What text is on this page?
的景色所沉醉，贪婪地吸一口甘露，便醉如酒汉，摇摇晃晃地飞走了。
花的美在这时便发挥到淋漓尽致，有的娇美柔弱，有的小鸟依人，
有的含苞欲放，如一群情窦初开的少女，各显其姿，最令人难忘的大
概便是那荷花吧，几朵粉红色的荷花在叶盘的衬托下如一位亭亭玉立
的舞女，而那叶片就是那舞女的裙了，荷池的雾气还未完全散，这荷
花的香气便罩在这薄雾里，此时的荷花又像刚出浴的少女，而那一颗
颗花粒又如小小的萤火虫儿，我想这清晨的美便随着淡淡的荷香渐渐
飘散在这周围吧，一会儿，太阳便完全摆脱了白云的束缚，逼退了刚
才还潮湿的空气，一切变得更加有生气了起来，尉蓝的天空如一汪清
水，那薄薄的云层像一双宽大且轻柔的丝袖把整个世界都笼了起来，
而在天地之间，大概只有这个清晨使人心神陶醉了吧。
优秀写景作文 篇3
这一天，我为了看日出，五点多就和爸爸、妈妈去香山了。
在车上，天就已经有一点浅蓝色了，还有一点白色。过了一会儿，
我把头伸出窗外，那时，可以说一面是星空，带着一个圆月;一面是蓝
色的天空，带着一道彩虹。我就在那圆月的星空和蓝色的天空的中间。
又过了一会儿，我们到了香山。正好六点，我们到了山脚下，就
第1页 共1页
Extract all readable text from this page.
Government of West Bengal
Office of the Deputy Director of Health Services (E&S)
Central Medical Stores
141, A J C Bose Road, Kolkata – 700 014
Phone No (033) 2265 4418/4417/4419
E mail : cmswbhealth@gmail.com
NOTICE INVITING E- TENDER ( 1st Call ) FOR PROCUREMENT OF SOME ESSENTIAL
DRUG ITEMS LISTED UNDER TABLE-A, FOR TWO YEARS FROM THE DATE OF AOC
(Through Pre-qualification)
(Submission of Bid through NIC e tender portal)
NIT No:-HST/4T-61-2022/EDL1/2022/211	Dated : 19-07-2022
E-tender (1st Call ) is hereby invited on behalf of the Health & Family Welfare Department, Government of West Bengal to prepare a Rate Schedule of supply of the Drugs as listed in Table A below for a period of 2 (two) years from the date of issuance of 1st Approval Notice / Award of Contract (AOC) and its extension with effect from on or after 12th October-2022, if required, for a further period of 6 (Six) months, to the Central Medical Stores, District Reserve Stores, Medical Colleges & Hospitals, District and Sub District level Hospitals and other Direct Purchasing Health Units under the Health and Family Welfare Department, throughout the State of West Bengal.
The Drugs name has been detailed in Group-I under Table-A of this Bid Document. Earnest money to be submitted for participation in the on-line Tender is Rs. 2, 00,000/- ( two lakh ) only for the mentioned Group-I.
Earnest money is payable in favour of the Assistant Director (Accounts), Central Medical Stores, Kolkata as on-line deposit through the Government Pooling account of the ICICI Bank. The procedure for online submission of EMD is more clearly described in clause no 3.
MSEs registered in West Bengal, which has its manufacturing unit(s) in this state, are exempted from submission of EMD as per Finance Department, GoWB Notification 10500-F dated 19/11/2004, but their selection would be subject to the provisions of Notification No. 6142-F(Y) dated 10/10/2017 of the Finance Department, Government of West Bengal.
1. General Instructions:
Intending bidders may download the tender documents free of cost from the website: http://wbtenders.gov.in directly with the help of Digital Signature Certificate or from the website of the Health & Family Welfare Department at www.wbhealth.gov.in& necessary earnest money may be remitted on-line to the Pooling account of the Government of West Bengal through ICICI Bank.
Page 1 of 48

════

■ **Exercise objective**:
Find the word "Stores" in the material, then list each line that holds it.

■ **Answer below**:
Central Medical Stores
E-tender (1st Call ) is hereby invited on behalf of the Health & Family Welfare Department, Government of West Bengal to prepare a Rate Schedule of supply of the Drugs as listed in Table A below for a period of 2 (two) years from the date of issuance of 1st Approval Notice / Award of Contract (AOC) and its extension with effect from on or after 12th October-2022, if required, for a further period of 6 (Six) months, to the Central Medical Stores, District Reserve Stores, Medical Colleges & Hospitals, District and Sub District level Hospitals and other Direct Purchasing Health Units under the Health and Family Welfare Department, throughout the State of West Bengal.
Earnest money is payable in favour of the Assistant Director (Accounts), Central Medical Stores, Kolkata as on-line deposit through the Government Pooling account of the ICICI Bank. The procedure for online submission of EMD is more clearly described in clause no 3.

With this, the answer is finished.